Text block ▸
☆ ☆ ☆

As Figure 1 illustrates, this new API layer sits atop the existing Win32 APIs, which I have heard Windows developers discuss consists of some 300,000 different methods. As illustrated, Window RT does not come close to encompassing the full range of OS and related services that are available to the Windows developer. Microsoft understood that it could not attempt to re-write 300,000 methods in the scope of a single release, so Windows RT should be considered a work in progress. What Microsoft tried to accomplish for Windows 8 was to provide enough coverage with the first release of Win RT that developers would be capable of quickly producing the kinds of apps that have proved popular on the iPhone and the iPad. As shown in the drawing, Windows Store apps also can make certain specific Win32 API calls that were not fully retrofitted into the new Windows Runtime.

Summing up.

 
In general, I am certain that porting the Windows OS to the ARM platform for Windows 8 was an excellent decision that should breathe some new life into the Microsoft PC business. ARM processors have evolved into extremely powerful computing devices – quad-core is already here & 64-bit ARM is on the way, for example. Portable, touch-screen tablets are a very desirable form factor. I have never seen a happier bunch of computer users than iPhone stalwarts chatting up Siri. Windows needed to try to catch up and perhaps even leap frog Apple before its lead in portable computing became insurmountable.

☆ ☆ ☆

Record extracts ▸
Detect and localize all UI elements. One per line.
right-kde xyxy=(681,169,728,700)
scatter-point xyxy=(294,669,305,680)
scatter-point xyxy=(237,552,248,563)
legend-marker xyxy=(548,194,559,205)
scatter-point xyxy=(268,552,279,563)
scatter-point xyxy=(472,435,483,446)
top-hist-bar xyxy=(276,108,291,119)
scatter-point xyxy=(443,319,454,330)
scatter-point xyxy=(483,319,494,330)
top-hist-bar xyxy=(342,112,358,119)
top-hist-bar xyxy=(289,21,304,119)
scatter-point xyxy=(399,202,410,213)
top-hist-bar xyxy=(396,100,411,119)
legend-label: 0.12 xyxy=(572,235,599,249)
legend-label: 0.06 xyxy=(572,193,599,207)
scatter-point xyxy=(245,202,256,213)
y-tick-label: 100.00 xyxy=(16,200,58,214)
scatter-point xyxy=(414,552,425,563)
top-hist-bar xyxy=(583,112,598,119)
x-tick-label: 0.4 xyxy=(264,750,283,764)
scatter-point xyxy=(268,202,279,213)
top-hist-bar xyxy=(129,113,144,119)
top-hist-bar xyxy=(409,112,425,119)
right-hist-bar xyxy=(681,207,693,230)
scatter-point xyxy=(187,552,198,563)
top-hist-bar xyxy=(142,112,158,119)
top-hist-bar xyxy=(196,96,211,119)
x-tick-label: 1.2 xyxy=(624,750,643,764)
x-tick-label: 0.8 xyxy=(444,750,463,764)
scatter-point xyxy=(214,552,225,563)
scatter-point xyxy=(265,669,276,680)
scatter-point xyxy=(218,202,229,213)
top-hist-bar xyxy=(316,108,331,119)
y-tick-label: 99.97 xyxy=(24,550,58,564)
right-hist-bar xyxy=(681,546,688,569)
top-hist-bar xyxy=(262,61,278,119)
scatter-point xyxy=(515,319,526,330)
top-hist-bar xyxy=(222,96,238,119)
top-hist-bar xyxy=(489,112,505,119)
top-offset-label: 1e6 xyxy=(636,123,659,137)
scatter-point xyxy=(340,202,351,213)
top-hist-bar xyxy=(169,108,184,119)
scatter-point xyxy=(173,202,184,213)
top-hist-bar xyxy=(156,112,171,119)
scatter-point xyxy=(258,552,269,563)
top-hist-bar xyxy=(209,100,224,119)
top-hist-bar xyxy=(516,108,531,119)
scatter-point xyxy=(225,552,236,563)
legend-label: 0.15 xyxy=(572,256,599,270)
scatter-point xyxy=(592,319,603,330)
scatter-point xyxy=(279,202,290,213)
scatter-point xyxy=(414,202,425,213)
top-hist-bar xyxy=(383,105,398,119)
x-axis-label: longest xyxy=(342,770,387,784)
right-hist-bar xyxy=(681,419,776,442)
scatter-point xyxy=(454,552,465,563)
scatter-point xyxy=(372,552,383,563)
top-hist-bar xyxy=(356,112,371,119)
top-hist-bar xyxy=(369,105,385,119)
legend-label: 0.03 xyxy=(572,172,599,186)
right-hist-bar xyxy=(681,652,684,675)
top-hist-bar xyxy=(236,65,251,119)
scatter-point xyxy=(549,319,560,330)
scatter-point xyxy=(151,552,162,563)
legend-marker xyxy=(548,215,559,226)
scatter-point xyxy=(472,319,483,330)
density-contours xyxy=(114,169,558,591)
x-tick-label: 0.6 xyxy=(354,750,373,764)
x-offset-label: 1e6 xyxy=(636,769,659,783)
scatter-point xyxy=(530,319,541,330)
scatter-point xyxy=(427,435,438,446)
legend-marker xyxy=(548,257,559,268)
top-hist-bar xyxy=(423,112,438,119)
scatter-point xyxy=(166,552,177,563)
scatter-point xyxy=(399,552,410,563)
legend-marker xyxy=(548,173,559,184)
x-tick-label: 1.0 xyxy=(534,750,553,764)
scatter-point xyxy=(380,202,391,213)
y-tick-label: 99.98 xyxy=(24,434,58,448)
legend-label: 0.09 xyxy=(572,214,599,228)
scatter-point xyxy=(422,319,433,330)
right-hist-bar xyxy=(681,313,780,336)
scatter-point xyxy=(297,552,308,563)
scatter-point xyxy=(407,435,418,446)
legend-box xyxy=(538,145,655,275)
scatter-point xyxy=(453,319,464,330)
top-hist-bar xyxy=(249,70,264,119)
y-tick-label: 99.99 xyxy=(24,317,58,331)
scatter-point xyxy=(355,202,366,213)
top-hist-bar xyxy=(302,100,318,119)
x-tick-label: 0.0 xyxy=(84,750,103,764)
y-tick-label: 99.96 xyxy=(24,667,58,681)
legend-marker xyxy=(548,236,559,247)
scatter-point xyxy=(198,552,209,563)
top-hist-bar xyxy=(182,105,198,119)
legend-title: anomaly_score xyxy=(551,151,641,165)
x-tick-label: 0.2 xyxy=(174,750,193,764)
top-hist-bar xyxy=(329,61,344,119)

☆ ☆ ☆

Copy the part of the Windows RT text from "Summing up." to "computing became insurmountable.", changing every "ARM" to "Arm".

Exercise answer ▸
Summing up.

 
In general, I am certain that porting the Windows OS to the Arm platform for Windows 8 was an excellent decision that should breathe some new life into the Microsoft PC business. Arm processors have evolved into extremely powerful computing devices – quad-core is already here & 64-bit Arm is on the way, for example. Portable, touch-screen tablets are a very desirable form factor. I have never seen a happier bunch of computer users than iPhone stalwarts chatting up Siri. Windows needed to try to catch up and perhaps even leap frog Apple before its lead in portable computing became insurmountable.